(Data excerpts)
## Start

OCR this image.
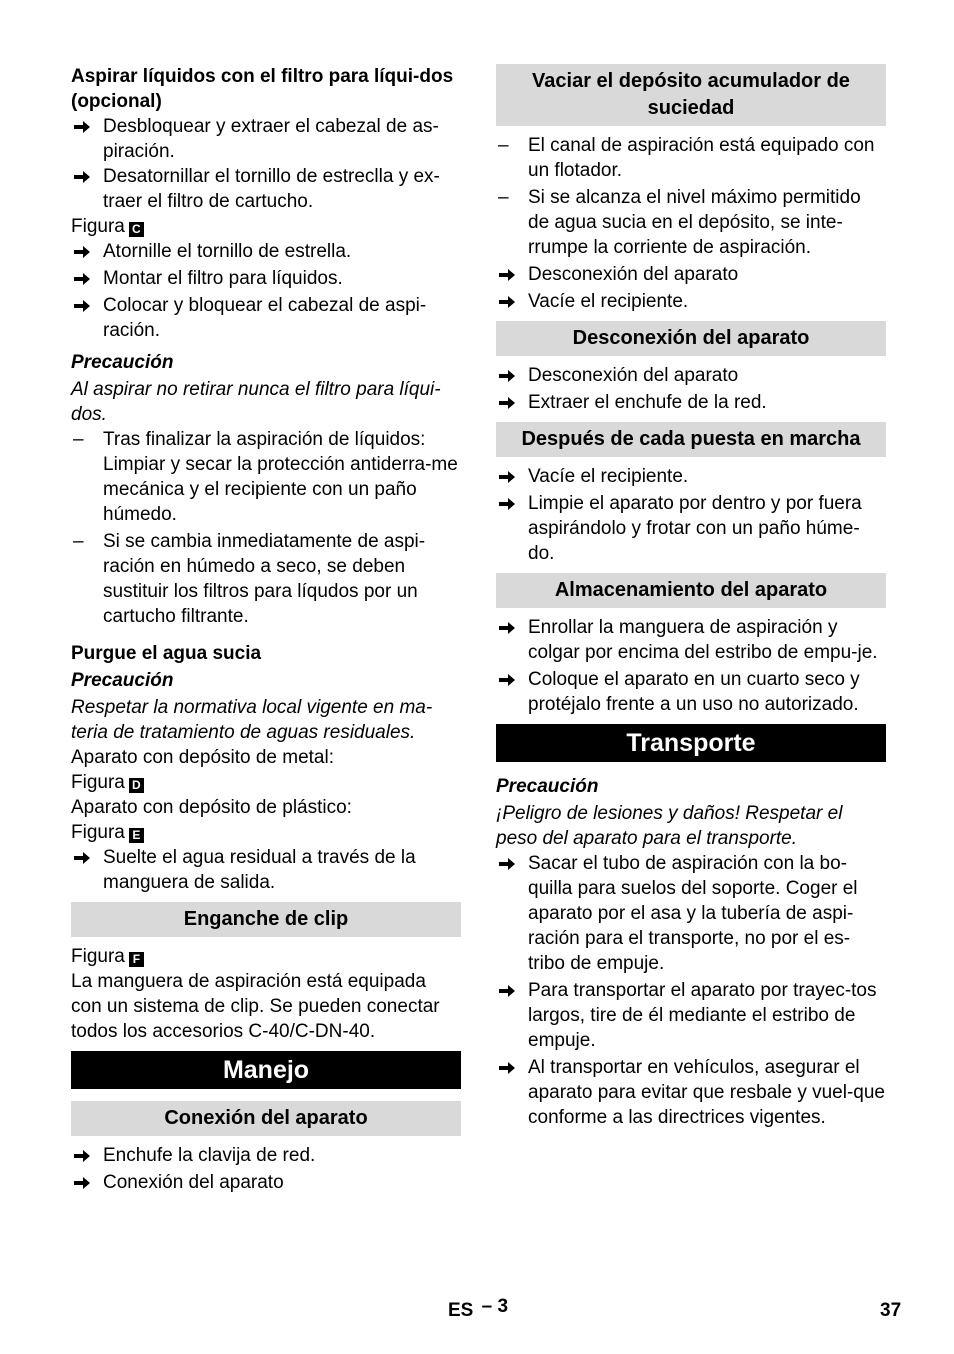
Aspirar líquidos con el filtro para líqui-dos (opcional)

Desbloquear y extraer el cabezal de as-piración.
Desatornillar el tornillo de estreclla y ex-traer el filtro de cartucho.

Figura C

Atornille el tornillo de estrella.
Montar el filtro para líquidos.
Colocar y bloquear el cabezal de aspi-ración.

Precaución

Al aspirar no retirar nunca el filtro para líqui-dos.

–	Tras finalizar la aspiración de líquidos: Limpiar y secar la protección antiderra-me mecánica y el recipiente con un paño húmedo.
–	Si se cambia inmediatamente de aspi-ración en húmedo a seco, se deben sustituir los filtros para líqudos por un cartucho filtrante.

Purgue el agua sucia

Precaución

Respetar la normativa local vigente en ma-teria de tratamiento de aguas residuales.

Aparato con depósito de metal:

Figura D

Aparato con depósito de plástico:

Figura E

Suelte el agua residual a través de la manguera de salida.
Enganche de clip

Figura F

La manguera de aspiración está equipada con un sistema de clip. Se pueden conectar todos los accesorios C-40/C-DN-40.

Manejo
Conexión del aparato
Enchufe la clavija de red.
Conexión del aparato
Vaciar el depósito acumulador de suciedad
–	El canal de aspiración está equipado con un flotador.
–	Si se alcanza el nivel máximo permitido de agua sucia en el depósito, se inte-rrumpe la corriente de aspiración.
Desconexión del aparato
Vacíe el recipiente.
Desconexión del aparato
Desconexión del aparato
Extraer el enchufe de la red.
Después de cada puesta en marcha
Vacíe el recipiente.
Limpie el aparato por dentro y por fuera aspirándolo y frotar con un paño húme-do.
Almacenamiento del aparato
Enrollar la manguera de aspiración y colgar por encima del estribo de empu-je.
Coloque el aparato en un cuarto seco y protéjalo frente a un uso no autorizado.
Transporte

Precaución

¡Peligro de lesiones y daños! Respetar el peso del aparato para el transporte.

Sacar el tubo de aspiración con la bo-quilla para suelos del soporte. Coger el aparato por el asa y la tubería de aspi-ración para el transporte, no por el es-tribo de empuje.
Para transportar el aparato por trayec-tos largos, tire de él mediante el estribo de empuje.
Al transportar en vehículos, asegurar el aparato para evitar que resbale y vuel-que conforme a las directrices vigentes.
ES – 3	37
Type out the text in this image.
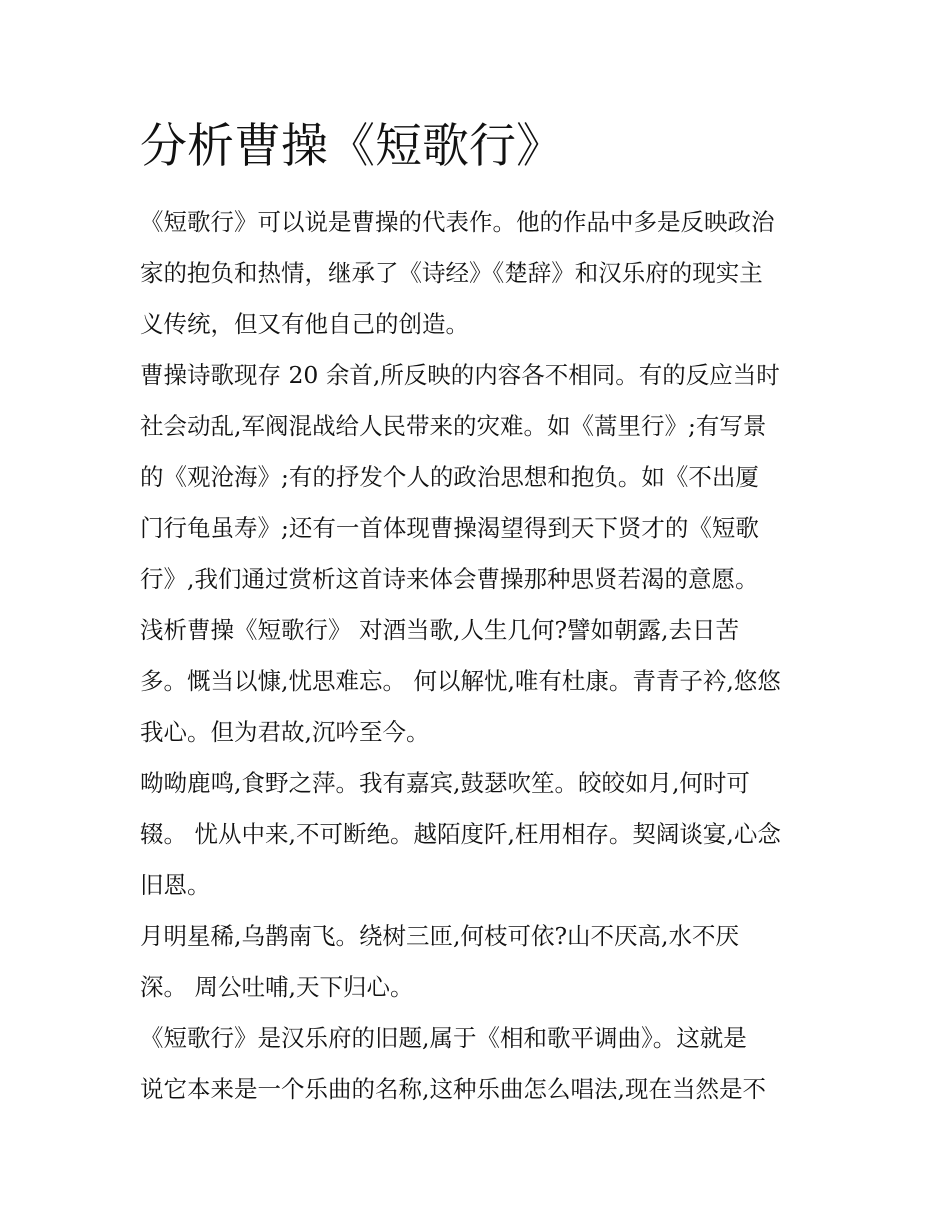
分析曹操《短歌行》

《短歌行》可以说是曹操的代表作。他的作品中多是反映政治

家的抱负和热情，继承了《诗经》《楚辞》和汉乐府的现实主

义传统，但又有他自己的创造。

曹操诗歌现存 20 余首,所反映的内容各不相同。有的反应当时

社会动乱,军阀混战给人民带来的灾难。如《蒿里行》;有写景

的《观沧海》;有的抒发个人的政治思想和抱负。如《不出厦

门行龟虽寿》;还有一首体现曹操渴望得到天下贤才的《短歌

行》,我们通过赏析这首诗来体会曹操那种思贤若渴的意愿。

浅析曹操《短歌行》 对酒当歌,人生几何?譬如朝露,去日苦

多。慨当以慷,忧思难忘。 何以解忧,唯有杜康。青青子衿,悠悠

我心。但为君故,沉吟至今。

呦呦鹿鸣,食野之萍。我有嘉宾,鼓瑟吹笙。皎皎如月,何时可

辍。 忧从中来,不可断绝。越陌度阡,枉用相存。契阔谈宴,心念

旧恩。

月明星稀,乌鹊南飞。绕树三匝,何枝可依?山不厌高,水不厌

深。 周公吐哺,天下归心。

《短歌行》是汉乐府的旧题,属于《相和歌平调曲》。这就是

说它本来是一个乐曲的名称,这种乐曲怎么唱法,现在当然是不
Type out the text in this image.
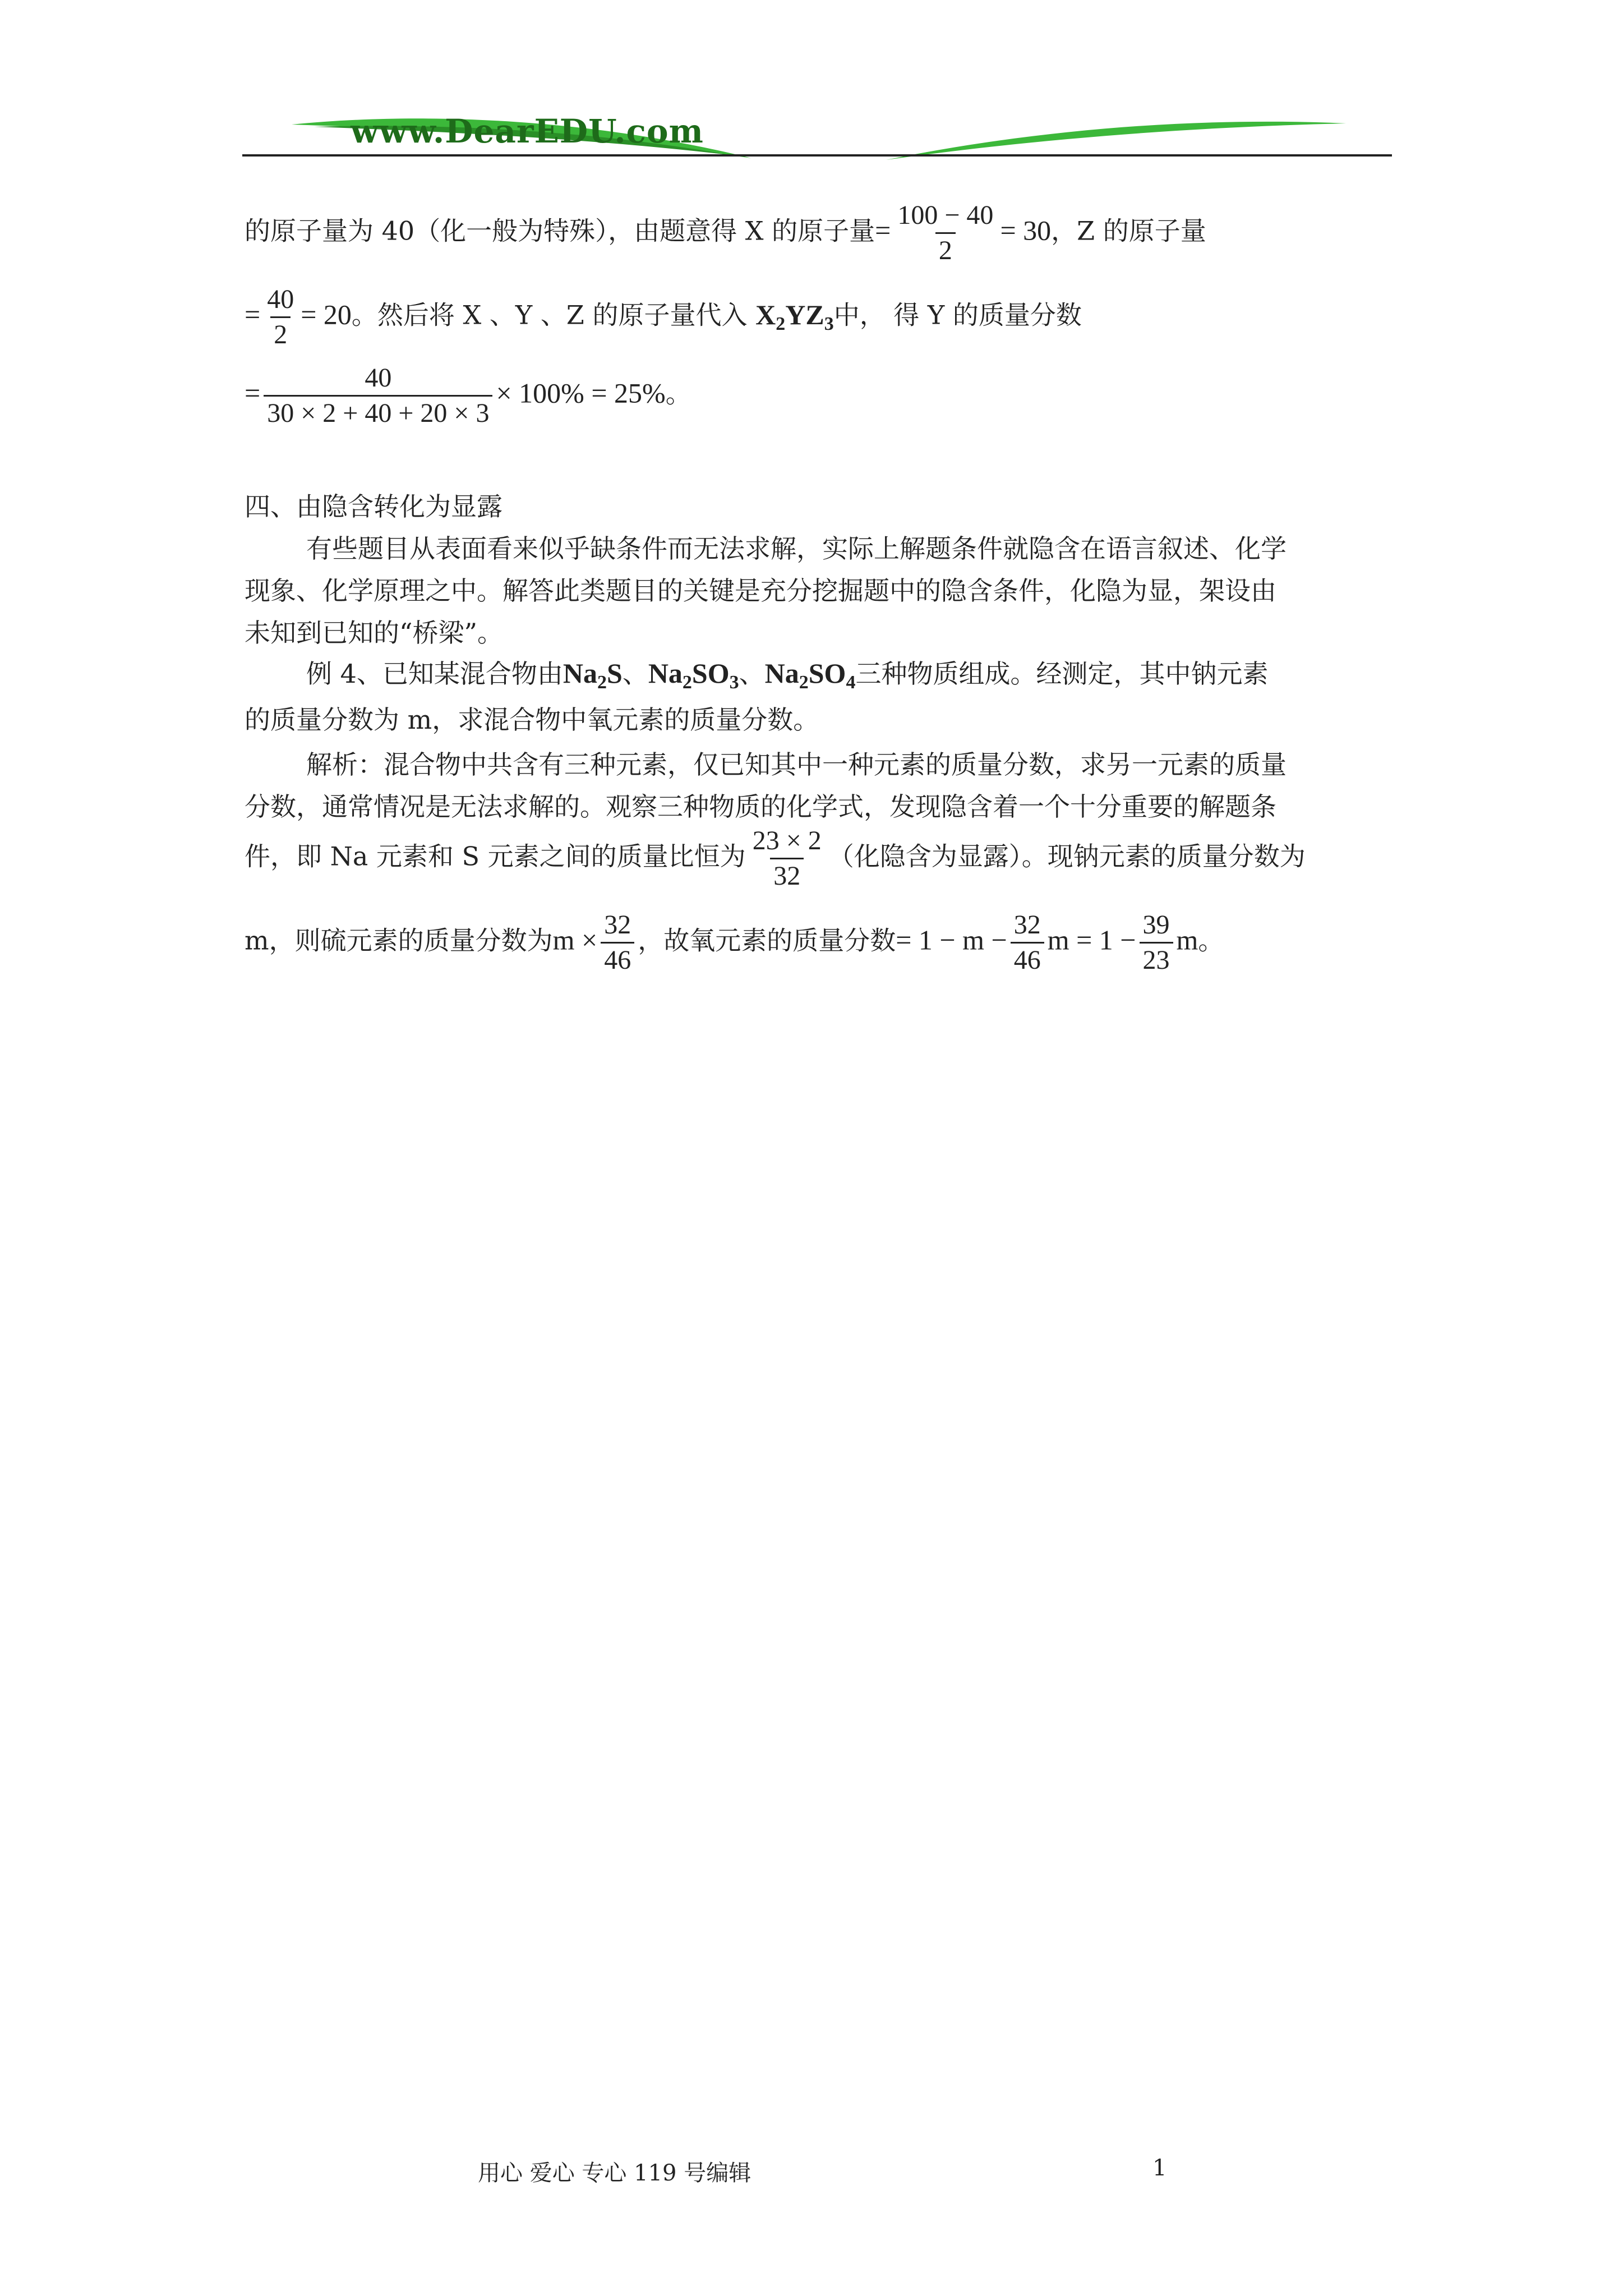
www.DearEDU.com
的原子量为 40（化一般为特殊），由题意得 X 的原子量= $\frac{100 - 40}{2} = 30$，Z 的原子量
= $\frac{40}{2} = 20$。然后将 X 、Y 、Z 的原子量代入 $X_2YZ_3$中， 得 Y 的质量分数
= $\frac{40}{30 \times 2 + 40 + 20 \times 3} \times 100\% = 25\%$。
四、由隐含转化为显露
有些题目从表面看来似乎缺条件而无法求解，实际上解题条件就隐含在语言叙述、化学
现象、化学原理之中。解答此类题目的关键是充分挖掘题中的隐含条件，化隐为显，架设由
未知到已知的“桥梁”。
例 4、已知某混合物由$Na_2S$、$Na_2SO_3$、$Na_2SO_4$三种物质组成。经测定，其中钠元素
的质量分数为 m，求混合物中氧元素的质量分数。
解析：混合物中共含有三种元素，仅已知其中一种元素的质量分数，求另一元素的质量
分数，通常情况是无法求解的。观察三种物质的化学式，发现隐含着一个十分重要的解题条
件，即 Na 元素和 S 元素之间的质量比恒为 $\frac{23 \times 2}{32}$ （化隐含为显露）。现钠元素的质量分数为
m，则硫元素的质量分数为$m \times \frac{32}{46}$ ，故氧元素的质量分数= $1 - m - \frac{32}{46}$ $m = 1 - \frac{39}{23}$ m。
用心 爱心 专心 119 号编辑	1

## End

*EXERCISE*. Each line of the data is to be duplicated exactly; pictures stay out of the copy.

*SOLUTION BELOW*.
OCR this image.
Aspirar líquidos con el filtro para líqui-dos (opcional)

Desbloquear y extraer el cabezal de as-piración.
Desatornillar el tornillo de estreclla y ex-traer el filtro de cartucho.

Figura C

Atornille el tornillo de estrella.
Montar el filtro para líquidos.
Colocar y bloquear el cabezal de aspi-ración.

Precaución

Al aspirar no retirar nunca el filtro para líqui-dos.

–	Tras finalizar la aspiración de líquidos: Limpiar y secar la protección antiderra-me mecánica y el recipiente con un paño húmedo.
–	Si se cambia inmediatamente de aspi-ración en húmedo a seco, se deben sustituir los filtros para líqudos por un cartucho filtrante.

Purgue el agua sucia

Precaución

Respetar la normativa local vigente en ma-teria de tratamiento de aguas residuales.

Aparato con depósito de metal:

Figura D

Aparato con depósito de plástico:

Figura E

Suelte el agua residual a través de la manguera de salida.
Enganche de clip

Figura F

La manguera de aspiración está equipada con un sistema de clip. Se pueden conectar todos los accesorios C-40/C-DN-40.

Manejo
Conexión del aparato
Enchufe la clavija de red.
Conexión del aparato
Vaciar el depósito acumulador de suciedad
–	El canal de aspiración está equipado con un flotador.
–	Si se alcanza el nivel máximo permitido de agua sucia en el depósito, se inte-rrumpe la corriente de aspiración.
Desconexión del aparato
Vacíe el recipiente.
Desconexión del aparato
Desconexión del aparato
Extraer el enchufe de la red.
Después de cada puesta en marcha
Vacíe el recipiente.
Limpie el aparato por dentro y por fuera aspirándolo y frotar con un paño húme-do.
Almacenamiento del aparato
Enrollar la manguera de aspiración y colgar por encima del estribo de empu-je.
Coloque el aparato en un cuarto seco y protéjalo frente a un uso no autorizado.
Transporte

Precaución

¡Peligro de lesiones y daños! Respetar el peso del aparato para el transporte.

Sacar el tubo de aspiración con la bo-quilla para suelos del soporte. Coger el aparato por el asa y la tubería de aspi-ración para el transporte, no por el es-tribo de empuje.
Para transportar el aparato por trayec-tos largos, tire de él mediante el estribo de empuje.
Al transportar en vehículos, asegurar el aparato para evitar que resbale y vuel-que conforme a las directrices vigentes.
ES – 3	37
Type out the text in this image.
分析曹操《短歌行》

《短歌行》可以说是曹操的代表作。他的作品中多是反映政治

家的抱负和热情，继承了《诗经》《楚辞》和汉乐府的现实主

义传统，但又有他自己的创造。

曹操诗歌现存 20 余首,所反映的内容各不相同。有的反应当时

社会动乱,军阀混战给人民带来的灾难。如《蒿里行》;有写景

的《观沧海》;有的抒发个人的政治思想和抱负。如《不出厦

门行龟虽寿》;还有一首体现曹操渴望得到天下贤才的《短歌

行》,我们通过赏析这首诗来体会曹操那种思贤若渴的意愿。

浅析曹操《短歌行》 对酒当歌,人生几何?譬如朝露,去日苦

多。慨当以慷,忧思难忘。 何以解忧,唯有杜康。青青子衿,悠悠

我心。但为君故,沉吟至今。

呦呦鹿鸣,食野之萍。我有嘉宾,鼓瑟吹笙。皎皎如月,何时可

辍。 忧从中来,不可断绝。越陌度阡,枉用相存。契阔谈宴,心念

旧恩。

月明星稀,乌鹊南飞。绕树三匝,何枝可依?山不厌高,水不厌

深。 周公吐哺,天下归心。

《短歌行》是汉乐府的旧题,属于《相和歌平调曲》。这就是

说它本来是一个乐曲的名称,这种乐曲怎么唱法,现在当然是不
Type out the text in this image.
www.DearEDU.com
的原子量为 40（化一般为特殊），由题意得 X 的原子量= $\frac{100 - 40}{2} = 30$，Z 的原子量
= $\frac{40}{2} = 20$。然后将 X 、Y 、Z 的原子量代入 $X_2YZ_3$中， 得 Y 的质量分数
= $\frac{40}{30 \times 2 + 40 + 20 \times 3} \times 100\% = 25\%$。
四、由隐含转化为显露
有些题目从表面看来似乎缺条件而无法求解，实际上解题条件就隐含在语言叙述、化学
现象、化学原理之中。解答此类题目的关键是充分挖掘题中的隐含条件，化隐为显，架设由
未知到已知的“桥梁”。
例 4、已知某混合物由$Na_2S$、$Na_2SO_3$、$Na_2SO_4$三种物质组成。经测定，其中钠元素
的质量分数为 m，求混合物中氧元素的质量分数。
解析：混合物中共含有三种元素，仅已知其中一种元素的质量分数，求另一元素的质量
分数，通常情况是无法求解的。观察三种物质的化学式，发现隐含着一个十分重要的解题条
件，即 Na 元素和 S 元素之间的质量比恒为 $\frac{23 \times 2}{32}$ （化隐含为显露）。现钠元素的质量分数为
m，则硫元素的质量分数为$m \times \frac{32}{46}$ ，故氧元素的质量分数= $1 - m - \frac{32}{46}$ $m = 1 - \frac{39}{23}$ m。
用心 爱心 专心 119 号编辑	1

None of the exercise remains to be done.